[Collected data]
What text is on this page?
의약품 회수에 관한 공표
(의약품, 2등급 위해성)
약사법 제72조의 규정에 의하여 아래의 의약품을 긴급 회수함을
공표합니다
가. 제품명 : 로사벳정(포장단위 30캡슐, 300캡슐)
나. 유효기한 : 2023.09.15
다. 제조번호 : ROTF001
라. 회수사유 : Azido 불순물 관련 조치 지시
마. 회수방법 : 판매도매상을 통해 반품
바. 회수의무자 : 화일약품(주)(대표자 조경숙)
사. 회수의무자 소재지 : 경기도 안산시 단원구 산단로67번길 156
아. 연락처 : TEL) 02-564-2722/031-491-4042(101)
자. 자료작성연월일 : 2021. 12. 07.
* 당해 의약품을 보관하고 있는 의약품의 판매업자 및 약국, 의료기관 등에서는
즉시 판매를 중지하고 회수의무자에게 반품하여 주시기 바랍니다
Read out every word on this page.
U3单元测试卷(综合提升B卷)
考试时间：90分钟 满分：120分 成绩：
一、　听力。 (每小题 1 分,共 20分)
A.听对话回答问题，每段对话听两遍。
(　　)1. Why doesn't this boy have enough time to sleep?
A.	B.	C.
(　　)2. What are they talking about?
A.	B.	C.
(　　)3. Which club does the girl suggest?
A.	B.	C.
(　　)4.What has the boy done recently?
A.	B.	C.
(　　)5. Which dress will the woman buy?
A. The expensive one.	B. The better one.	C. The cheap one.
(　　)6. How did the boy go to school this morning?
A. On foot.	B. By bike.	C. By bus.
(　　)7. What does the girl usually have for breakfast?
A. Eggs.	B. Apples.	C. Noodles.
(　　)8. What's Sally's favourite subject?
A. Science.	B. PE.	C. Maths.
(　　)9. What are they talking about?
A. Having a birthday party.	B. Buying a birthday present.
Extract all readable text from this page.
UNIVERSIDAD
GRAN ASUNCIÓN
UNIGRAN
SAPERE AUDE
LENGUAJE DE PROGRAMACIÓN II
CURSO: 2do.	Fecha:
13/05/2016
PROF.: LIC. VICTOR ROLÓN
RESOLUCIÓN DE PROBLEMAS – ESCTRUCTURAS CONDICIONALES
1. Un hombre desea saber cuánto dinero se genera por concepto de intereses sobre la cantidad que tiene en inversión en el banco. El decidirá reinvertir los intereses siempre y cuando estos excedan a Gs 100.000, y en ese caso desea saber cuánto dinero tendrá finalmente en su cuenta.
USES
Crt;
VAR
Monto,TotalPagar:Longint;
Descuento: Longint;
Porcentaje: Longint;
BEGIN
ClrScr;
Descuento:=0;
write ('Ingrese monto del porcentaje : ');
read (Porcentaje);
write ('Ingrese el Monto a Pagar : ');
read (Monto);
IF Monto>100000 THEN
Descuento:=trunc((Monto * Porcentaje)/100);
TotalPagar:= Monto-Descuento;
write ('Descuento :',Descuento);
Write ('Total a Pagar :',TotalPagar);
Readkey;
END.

> _Work to complete_:
Find the word "this" in the data and copy out each line where it turns up.

> _Task response_:
What text is on this page?
Read out every word on this page.
(　　)1. Why doesn't this boy have enough time to sleep?
(　　)6. How did the boy go to school this morning?
Extract all readable text from this page.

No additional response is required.